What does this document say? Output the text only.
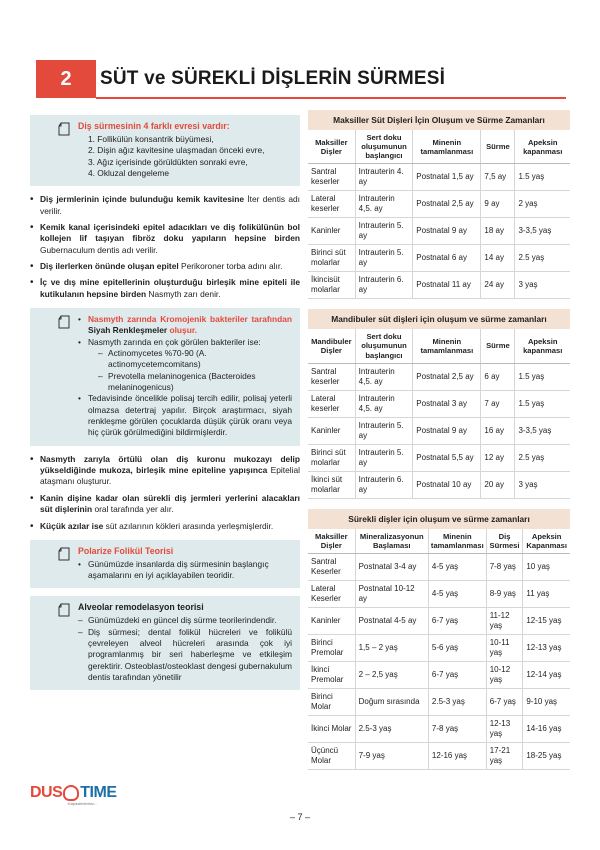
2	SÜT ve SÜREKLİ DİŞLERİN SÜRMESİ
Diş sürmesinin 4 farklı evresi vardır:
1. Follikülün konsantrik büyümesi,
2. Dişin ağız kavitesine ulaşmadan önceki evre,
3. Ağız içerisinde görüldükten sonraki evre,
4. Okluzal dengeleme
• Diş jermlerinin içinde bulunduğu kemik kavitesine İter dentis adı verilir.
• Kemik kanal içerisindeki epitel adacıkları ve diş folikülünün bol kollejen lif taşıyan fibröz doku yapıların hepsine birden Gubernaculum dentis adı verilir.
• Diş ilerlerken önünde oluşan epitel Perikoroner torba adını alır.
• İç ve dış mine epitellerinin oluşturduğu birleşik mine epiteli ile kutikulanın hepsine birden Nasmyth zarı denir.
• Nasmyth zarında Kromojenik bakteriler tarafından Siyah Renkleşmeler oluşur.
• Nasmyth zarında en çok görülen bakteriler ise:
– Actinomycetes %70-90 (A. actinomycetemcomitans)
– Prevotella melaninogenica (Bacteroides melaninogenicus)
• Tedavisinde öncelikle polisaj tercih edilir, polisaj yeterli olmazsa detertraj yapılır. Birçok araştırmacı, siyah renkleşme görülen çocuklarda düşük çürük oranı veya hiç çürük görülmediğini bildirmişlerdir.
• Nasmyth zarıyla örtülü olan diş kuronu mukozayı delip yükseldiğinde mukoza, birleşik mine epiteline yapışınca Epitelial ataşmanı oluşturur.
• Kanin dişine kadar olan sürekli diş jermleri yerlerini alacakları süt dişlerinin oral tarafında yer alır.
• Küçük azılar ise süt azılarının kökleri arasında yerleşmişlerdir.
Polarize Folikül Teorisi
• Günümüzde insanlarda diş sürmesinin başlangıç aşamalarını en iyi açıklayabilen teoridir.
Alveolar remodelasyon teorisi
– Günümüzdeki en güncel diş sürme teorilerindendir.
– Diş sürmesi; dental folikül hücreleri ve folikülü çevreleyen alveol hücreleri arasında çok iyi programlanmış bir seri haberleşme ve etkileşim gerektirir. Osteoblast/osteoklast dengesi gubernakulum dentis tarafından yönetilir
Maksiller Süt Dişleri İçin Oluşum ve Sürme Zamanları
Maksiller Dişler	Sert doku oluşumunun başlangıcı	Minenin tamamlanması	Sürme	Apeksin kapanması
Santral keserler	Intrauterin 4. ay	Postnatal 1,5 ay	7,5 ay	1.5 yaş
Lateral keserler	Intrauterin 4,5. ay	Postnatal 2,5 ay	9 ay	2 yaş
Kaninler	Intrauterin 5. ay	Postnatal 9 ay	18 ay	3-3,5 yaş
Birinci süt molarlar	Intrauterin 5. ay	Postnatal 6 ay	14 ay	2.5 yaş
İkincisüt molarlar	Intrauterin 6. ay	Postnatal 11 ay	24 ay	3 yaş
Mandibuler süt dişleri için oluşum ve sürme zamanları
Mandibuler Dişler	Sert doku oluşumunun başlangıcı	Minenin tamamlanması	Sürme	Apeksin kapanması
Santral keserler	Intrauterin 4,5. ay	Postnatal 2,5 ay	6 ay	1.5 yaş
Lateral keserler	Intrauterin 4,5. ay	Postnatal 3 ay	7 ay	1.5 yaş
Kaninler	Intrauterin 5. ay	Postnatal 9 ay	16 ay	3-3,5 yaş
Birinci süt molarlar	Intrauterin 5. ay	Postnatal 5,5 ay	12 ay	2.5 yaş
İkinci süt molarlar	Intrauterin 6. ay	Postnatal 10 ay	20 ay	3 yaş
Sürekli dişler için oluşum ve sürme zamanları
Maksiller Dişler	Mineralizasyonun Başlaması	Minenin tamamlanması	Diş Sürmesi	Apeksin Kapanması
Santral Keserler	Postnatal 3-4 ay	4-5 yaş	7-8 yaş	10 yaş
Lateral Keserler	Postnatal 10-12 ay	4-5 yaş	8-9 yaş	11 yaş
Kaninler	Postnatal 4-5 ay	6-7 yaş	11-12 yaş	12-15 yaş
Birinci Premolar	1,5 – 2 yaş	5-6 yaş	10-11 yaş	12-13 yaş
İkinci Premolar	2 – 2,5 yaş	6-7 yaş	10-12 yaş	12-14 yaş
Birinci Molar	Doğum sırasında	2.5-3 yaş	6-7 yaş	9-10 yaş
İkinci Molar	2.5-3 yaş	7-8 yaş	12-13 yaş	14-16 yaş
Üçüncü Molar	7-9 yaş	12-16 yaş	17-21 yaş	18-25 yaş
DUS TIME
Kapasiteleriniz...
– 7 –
-=-=-=-=-
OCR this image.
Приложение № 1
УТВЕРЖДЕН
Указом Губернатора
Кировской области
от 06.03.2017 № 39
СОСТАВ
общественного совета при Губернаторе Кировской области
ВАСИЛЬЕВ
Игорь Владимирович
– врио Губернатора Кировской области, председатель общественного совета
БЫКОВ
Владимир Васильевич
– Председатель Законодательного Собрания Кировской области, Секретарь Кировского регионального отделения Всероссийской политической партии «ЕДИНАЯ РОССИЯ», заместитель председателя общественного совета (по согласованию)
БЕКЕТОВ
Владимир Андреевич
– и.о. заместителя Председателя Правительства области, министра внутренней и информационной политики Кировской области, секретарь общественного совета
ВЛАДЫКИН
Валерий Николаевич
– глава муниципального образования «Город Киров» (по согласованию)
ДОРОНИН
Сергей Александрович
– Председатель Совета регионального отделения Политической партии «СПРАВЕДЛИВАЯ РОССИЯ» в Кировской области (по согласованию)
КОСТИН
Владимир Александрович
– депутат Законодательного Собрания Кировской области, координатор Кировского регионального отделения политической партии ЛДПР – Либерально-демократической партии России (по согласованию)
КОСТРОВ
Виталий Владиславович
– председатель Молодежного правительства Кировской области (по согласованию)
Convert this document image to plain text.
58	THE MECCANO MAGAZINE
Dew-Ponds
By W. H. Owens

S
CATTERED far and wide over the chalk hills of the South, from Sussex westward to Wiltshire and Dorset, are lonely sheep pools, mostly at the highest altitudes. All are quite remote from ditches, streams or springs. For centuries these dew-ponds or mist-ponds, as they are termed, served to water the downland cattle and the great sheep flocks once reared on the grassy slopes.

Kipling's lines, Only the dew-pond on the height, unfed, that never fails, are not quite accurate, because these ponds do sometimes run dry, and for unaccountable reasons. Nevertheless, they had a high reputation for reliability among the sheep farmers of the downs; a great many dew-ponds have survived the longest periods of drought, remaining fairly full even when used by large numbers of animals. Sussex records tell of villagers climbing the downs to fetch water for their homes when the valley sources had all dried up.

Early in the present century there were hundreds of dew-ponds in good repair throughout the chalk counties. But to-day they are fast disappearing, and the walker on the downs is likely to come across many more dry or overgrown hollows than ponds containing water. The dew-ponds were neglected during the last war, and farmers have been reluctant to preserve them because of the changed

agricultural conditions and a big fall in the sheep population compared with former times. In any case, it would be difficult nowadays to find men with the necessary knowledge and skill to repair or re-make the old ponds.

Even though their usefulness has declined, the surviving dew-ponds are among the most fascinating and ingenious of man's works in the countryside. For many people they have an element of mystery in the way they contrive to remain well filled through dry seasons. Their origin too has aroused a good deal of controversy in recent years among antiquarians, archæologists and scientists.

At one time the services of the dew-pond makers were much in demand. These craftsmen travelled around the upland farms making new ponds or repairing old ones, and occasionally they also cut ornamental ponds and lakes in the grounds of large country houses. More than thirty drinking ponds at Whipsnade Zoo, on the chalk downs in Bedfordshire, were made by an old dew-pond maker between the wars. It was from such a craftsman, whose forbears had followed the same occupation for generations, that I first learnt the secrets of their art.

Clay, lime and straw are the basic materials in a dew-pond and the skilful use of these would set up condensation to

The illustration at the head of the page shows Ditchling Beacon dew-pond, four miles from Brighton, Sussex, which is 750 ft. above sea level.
-=-=-=-=-
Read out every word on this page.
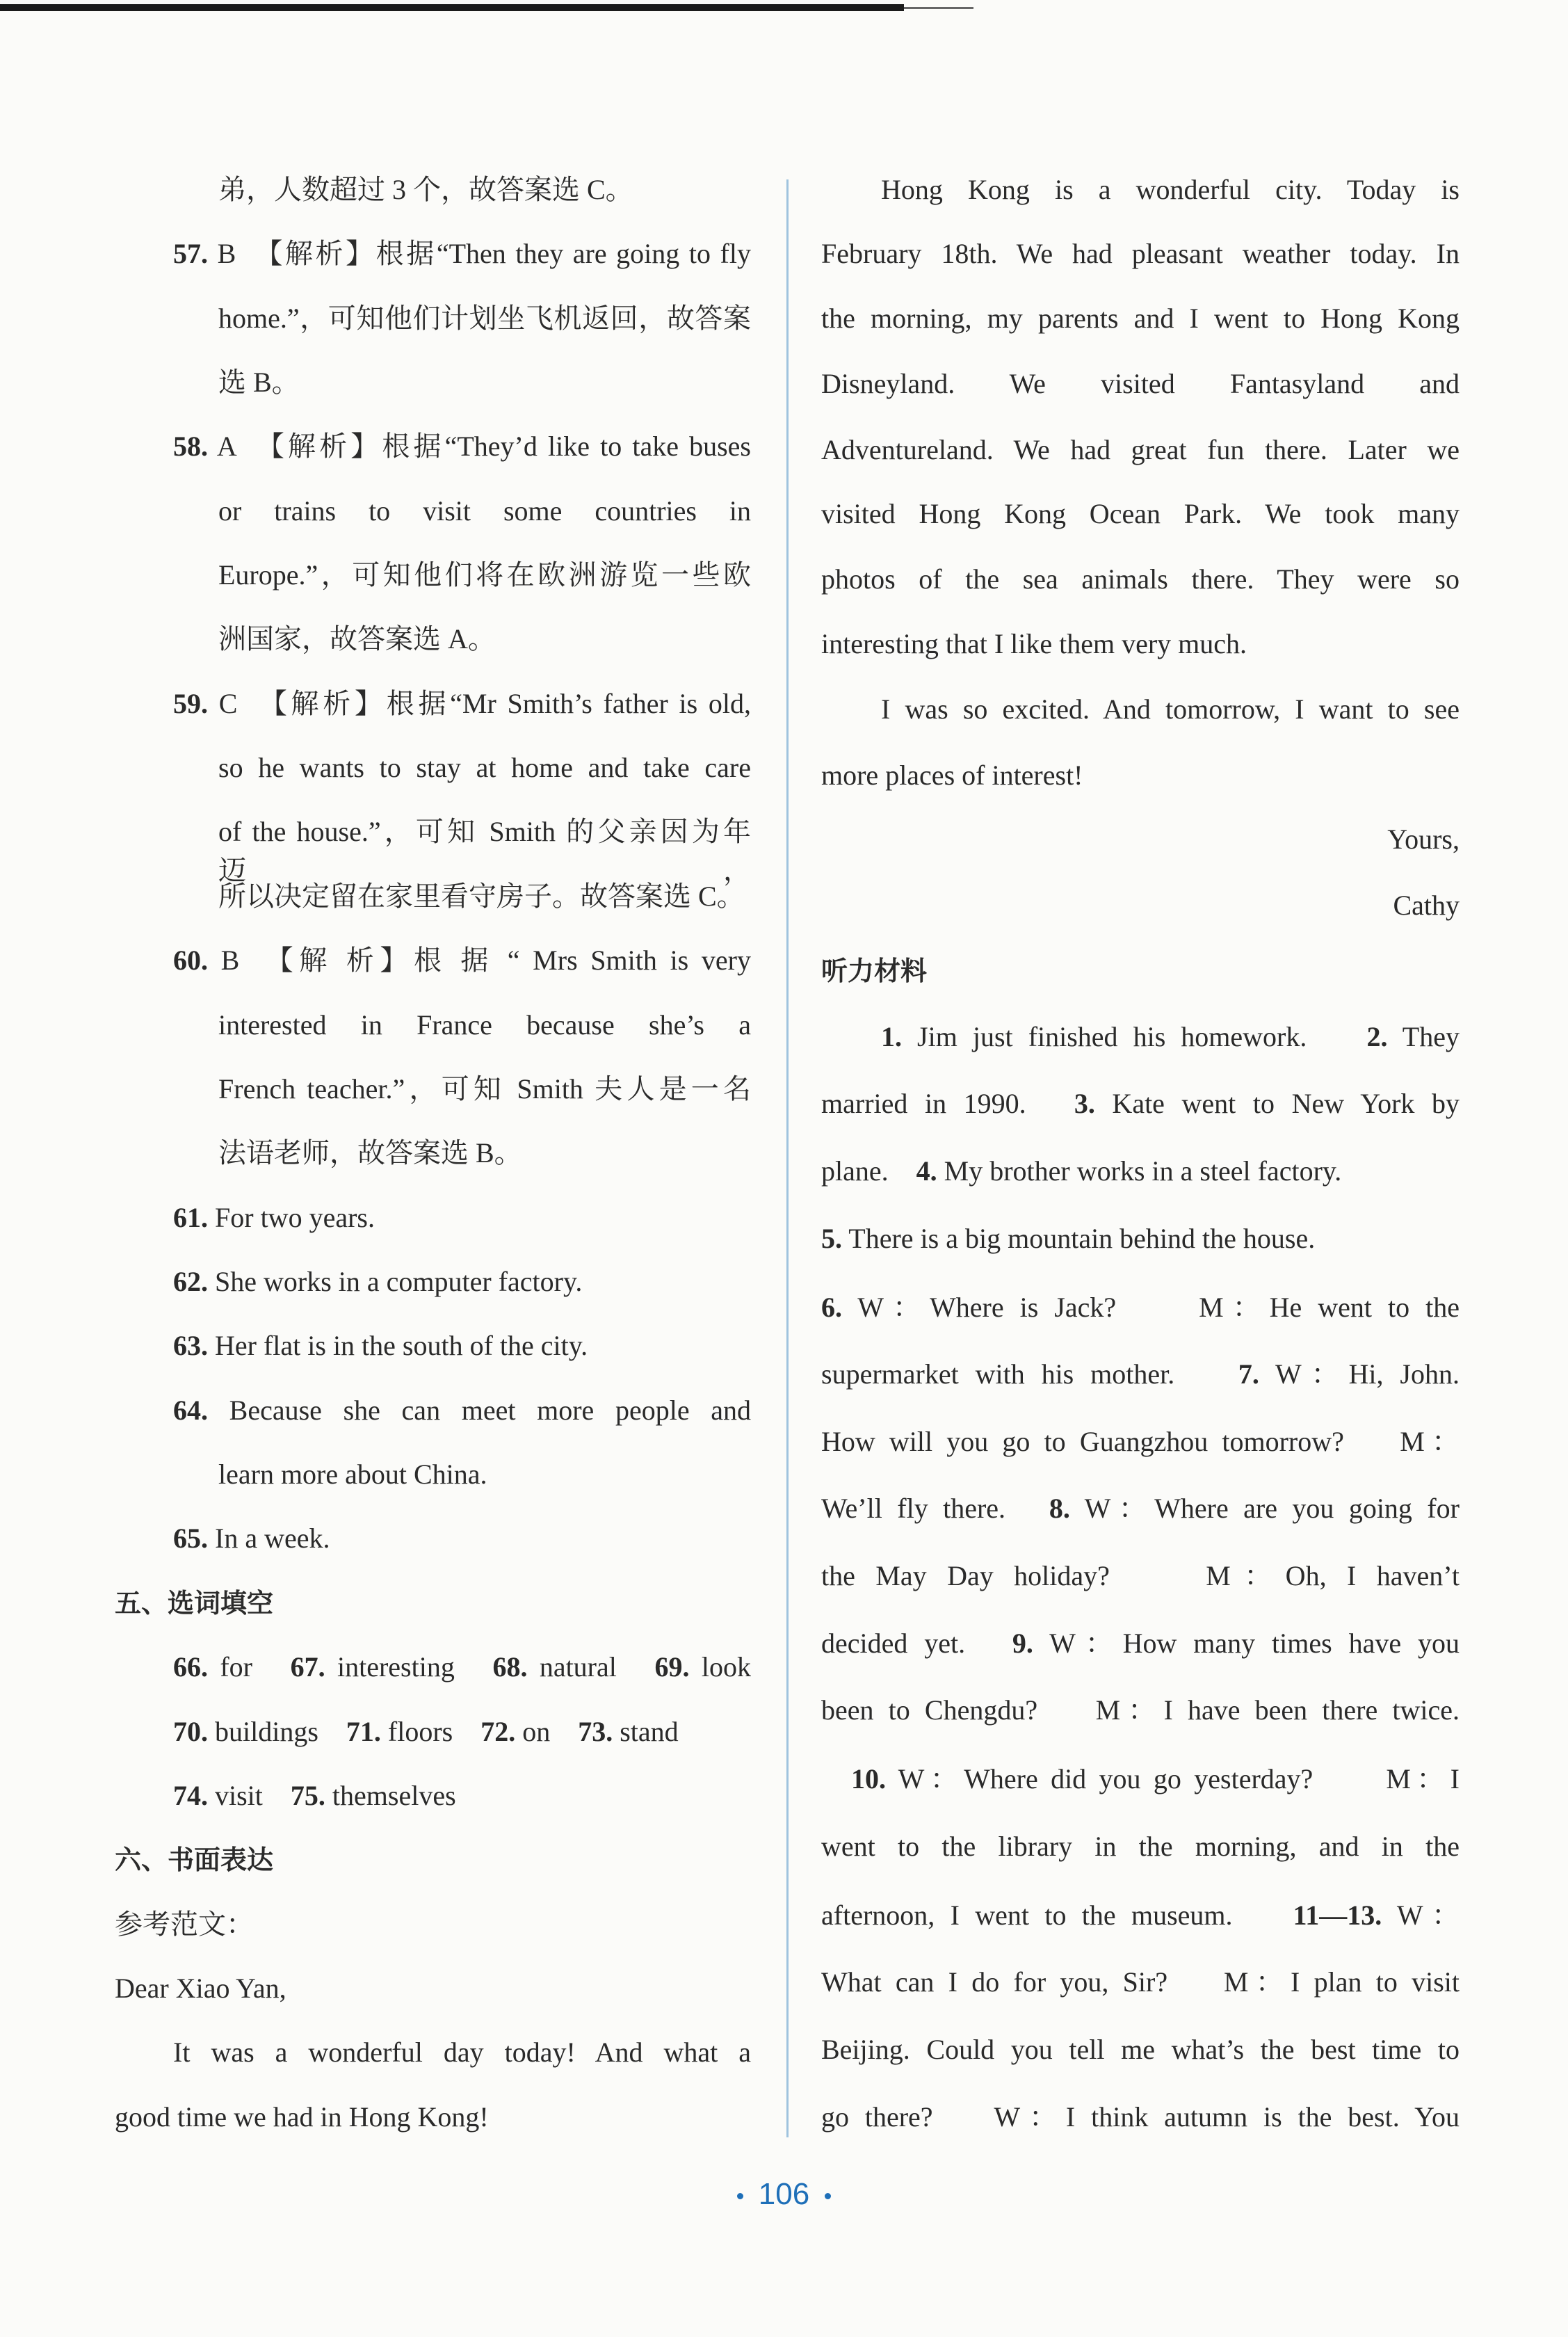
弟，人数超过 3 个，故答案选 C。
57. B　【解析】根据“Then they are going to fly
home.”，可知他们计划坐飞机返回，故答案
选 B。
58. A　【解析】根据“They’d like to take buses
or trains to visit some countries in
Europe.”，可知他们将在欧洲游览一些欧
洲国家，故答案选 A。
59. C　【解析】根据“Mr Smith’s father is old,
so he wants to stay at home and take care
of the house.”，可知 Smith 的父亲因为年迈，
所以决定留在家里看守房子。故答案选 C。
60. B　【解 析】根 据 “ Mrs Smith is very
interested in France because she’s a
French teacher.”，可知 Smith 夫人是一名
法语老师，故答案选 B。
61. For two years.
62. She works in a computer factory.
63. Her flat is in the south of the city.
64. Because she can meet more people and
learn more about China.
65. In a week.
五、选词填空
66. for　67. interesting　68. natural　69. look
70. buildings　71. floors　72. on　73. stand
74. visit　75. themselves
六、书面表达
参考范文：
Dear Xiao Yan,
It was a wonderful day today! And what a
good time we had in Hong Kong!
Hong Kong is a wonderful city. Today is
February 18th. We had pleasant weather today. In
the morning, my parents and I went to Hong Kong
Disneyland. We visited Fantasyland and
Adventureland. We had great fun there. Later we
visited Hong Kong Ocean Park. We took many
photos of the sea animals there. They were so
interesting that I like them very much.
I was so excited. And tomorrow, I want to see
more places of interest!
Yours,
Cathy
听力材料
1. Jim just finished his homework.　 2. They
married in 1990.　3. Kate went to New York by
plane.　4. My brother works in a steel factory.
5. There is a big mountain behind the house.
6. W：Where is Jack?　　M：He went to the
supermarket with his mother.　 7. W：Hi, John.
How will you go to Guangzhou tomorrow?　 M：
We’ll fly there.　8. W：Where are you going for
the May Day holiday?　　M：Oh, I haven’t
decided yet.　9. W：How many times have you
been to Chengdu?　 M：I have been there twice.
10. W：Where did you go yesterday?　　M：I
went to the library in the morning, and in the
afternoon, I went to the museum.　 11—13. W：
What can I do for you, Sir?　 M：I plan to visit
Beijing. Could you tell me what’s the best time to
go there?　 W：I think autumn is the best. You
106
-=-=-=-=-
#### [WHAT IS EXPECTED]
Check each line above for "morning" and return the ones that have it.

#### [TASK RESPONSE]
the morning, my parents and I went to Hong Kong
went to the library in the morning, and in the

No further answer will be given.